— START OF MATERIAL PROVIDED —
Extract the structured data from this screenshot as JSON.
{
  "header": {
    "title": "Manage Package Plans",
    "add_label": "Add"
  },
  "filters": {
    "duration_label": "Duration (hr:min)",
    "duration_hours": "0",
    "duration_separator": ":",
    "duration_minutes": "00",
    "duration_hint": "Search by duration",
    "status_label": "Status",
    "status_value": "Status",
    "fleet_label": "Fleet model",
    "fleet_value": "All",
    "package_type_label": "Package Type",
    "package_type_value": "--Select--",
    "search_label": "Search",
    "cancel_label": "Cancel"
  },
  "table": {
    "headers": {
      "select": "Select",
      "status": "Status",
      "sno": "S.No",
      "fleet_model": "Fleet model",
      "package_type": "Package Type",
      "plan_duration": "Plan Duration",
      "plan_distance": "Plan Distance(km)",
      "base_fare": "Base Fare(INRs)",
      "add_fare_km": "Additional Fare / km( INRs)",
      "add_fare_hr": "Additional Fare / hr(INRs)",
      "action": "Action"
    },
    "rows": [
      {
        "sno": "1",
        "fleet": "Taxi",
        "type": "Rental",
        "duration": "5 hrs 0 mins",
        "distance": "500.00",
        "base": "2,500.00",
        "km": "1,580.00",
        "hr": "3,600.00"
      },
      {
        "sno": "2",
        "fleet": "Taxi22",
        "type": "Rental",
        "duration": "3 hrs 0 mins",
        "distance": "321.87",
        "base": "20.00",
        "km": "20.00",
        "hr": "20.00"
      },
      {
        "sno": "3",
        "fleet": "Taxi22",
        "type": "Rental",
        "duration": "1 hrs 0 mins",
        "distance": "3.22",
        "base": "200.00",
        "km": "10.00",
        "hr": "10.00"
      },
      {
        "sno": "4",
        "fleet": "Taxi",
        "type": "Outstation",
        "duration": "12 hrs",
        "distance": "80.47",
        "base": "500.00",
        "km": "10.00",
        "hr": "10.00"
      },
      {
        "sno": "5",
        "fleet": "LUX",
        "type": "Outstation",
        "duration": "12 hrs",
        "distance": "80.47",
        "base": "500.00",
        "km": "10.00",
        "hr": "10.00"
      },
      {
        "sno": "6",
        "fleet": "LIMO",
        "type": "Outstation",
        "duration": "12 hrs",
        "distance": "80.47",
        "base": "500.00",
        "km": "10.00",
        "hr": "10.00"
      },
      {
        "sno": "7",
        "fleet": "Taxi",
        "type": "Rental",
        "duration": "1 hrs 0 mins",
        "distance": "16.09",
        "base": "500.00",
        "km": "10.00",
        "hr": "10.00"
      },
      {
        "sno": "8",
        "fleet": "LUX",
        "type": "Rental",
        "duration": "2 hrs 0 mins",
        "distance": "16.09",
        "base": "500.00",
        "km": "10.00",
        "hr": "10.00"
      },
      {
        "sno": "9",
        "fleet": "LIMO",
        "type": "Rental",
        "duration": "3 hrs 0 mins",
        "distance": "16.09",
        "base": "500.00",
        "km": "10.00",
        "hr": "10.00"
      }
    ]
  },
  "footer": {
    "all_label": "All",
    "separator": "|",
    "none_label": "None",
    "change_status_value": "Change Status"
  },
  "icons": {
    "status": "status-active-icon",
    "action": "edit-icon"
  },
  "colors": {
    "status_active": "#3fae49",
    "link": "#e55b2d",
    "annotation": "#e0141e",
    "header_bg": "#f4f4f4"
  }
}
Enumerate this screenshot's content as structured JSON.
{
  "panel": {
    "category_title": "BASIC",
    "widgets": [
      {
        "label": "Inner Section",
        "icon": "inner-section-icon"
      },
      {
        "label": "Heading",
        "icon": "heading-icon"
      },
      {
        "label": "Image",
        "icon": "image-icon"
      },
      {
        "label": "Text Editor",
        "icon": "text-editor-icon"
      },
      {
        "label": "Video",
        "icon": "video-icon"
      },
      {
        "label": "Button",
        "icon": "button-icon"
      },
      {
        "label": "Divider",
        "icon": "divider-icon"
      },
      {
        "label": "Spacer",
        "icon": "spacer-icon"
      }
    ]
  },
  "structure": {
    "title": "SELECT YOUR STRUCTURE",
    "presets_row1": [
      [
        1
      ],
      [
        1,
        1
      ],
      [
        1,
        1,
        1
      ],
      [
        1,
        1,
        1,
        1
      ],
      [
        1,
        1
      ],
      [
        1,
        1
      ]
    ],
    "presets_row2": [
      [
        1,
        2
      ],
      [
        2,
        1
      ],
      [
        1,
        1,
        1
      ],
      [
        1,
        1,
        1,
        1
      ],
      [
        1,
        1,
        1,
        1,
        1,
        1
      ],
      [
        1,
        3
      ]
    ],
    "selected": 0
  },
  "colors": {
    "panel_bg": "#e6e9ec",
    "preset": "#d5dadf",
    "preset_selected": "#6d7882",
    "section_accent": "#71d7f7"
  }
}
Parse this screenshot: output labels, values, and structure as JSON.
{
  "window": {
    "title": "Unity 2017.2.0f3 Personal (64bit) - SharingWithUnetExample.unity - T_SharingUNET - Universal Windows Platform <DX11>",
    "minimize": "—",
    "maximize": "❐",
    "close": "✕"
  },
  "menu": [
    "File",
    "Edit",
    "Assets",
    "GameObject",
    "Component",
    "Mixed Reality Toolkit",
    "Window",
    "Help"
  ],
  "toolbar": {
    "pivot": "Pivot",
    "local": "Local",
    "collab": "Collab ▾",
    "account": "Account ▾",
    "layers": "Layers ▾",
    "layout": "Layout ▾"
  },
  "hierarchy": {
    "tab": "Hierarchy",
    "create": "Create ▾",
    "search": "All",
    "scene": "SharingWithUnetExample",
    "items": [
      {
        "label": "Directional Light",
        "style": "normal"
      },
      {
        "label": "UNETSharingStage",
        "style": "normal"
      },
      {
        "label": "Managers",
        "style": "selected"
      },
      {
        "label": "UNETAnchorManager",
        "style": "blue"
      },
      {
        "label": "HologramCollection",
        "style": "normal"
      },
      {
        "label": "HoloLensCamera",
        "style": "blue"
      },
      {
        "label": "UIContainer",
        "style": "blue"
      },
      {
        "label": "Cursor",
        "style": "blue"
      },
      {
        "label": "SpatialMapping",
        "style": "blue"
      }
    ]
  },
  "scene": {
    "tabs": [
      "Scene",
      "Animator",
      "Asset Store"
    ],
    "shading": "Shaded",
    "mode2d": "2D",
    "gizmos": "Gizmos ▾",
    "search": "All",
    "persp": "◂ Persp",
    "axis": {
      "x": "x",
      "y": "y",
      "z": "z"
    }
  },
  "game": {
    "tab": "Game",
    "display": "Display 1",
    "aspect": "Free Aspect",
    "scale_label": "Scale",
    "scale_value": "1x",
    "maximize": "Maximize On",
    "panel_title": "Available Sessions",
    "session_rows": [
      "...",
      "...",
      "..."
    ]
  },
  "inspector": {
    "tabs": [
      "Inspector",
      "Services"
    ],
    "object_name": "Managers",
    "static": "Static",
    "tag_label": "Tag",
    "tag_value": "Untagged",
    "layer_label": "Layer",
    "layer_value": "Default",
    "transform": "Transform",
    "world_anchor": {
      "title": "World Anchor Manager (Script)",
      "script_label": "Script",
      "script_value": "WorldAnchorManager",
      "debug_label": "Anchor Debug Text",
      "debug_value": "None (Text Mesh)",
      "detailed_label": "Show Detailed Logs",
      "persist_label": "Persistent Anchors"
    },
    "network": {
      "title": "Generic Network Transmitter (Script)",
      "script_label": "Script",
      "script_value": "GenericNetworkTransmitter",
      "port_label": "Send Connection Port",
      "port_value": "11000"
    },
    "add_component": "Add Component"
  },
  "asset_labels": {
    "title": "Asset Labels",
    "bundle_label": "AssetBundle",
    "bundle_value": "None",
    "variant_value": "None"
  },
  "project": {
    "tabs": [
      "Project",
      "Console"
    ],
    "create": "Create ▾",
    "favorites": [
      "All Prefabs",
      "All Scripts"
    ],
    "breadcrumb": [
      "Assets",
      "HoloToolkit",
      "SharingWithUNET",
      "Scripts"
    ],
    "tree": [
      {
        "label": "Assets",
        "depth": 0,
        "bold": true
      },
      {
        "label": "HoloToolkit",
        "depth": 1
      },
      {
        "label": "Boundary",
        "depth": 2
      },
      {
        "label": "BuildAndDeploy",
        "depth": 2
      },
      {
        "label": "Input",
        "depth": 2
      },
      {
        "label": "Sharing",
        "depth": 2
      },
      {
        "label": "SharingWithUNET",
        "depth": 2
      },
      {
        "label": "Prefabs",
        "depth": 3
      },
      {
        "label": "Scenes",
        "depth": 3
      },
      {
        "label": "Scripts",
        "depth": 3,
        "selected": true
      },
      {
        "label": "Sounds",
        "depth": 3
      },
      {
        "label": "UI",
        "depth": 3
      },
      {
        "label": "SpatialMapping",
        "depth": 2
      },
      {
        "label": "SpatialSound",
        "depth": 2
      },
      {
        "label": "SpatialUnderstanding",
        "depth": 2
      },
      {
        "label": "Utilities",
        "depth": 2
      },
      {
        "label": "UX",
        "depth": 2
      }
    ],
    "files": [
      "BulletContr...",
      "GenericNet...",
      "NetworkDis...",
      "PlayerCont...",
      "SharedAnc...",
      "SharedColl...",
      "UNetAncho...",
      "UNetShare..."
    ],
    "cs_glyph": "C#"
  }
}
— END OF MATERIAL PROVIDED —
## [PROBLEM TO SOLVE]
Count the lines in the records above that hold the word "INRs", and give only that number.

## [TASK SOLUTION]
3